[Data records]

□ □ □ □

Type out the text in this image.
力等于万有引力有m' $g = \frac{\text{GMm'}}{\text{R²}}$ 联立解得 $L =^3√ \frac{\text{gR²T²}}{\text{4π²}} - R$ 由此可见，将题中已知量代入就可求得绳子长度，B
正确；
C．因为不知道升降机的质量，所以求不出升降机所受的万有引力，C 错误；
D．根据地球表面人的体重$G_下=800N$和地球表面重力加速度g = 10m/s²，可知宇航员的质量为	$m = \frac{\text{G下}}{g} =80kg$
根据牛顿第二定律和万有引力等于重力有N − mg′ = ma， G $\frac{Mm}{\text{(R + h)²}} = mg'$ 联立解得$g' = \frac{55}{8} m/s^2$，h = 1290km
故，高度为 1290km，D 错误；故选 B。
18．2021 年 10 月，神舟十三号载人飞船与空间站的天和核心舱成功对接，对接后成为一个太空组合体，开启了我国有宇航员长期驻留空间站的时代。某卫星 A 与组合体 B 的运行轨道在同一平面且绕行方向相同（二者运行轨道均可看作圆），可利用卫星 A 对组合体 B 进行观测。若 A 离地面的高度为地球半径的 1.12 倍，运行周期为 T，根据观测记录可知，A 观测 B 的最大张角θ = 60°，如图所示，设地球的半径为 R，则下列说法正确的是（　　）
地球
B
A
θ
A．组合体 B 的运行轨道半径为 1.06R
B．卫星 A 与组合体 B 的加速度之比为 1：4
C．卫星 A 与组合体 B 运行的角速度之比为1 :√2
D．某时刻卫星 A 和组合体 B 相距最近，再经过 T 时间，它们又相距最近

□ □ □ □

**Objective:**
Produce an exact copy of every entry above.

**Solution to the exercise:**
Type out the text in this image.
力等于万有引力有m' $g = \frac{\text{GMm'}}{\text{R²}}$ 联立解得 $L =^3√ \frac{\text{gR²T²}}{\text{4π²}} - R$ 由此可见，将题中已知量代入就可求得绳子长度，B
正确；
C．因为不知道升降机的质量，所以求不出升降机所受的万有引力，C 错误；
D．根据地球表面人的体重$G_下=800N$和地球表面重力加速度g = 10m/s²，可知宇航员的质量为	$m = \frac{\text{G下}}{g} =80kg$
根据牛顿第二定律和万有引力等于重力有N − mg′ = ma， G $\frac{Mm}{\text{(R + h)²}} = mg'$ 联立解得$g' = \frac{55}{8} m/s^2$，h = 1290km
故，高度为 1290km，D 错误；故选 B。
18．2021 年 10 月，神舟十三号载人飞船与空间站的天和核心舱成功对接，对接后成为一个太空组合体，开启了我国有宇航员长期驻留空间站的时代。某卫星 A 与组合体 B 的运行轨道在同一平面且绕行方向相同（二者运行轨道均可看作圆），可利用卫星 A 对组合体 B 进行观测。若 A 离地面的高度为地球半径的 1.12 倍，运行周期为 T，根据观测记录可知，A 观测 B 的最大张角θ = 60°，如图所示，设地球的半径为 R，则下列说法正确的是（　　）
地球
B
A
θ
A．组合体 B 的运行轨道半径为 1.06R
B．卫星 A 与组合体 B 的加速度之比为 1：4
C．卫星 A 与组合体 B 运行的角速度之比为1 :√2
D．某时刻卫星 A 和组合体 B 相距最近，再经过 T 时间，它们又相距最近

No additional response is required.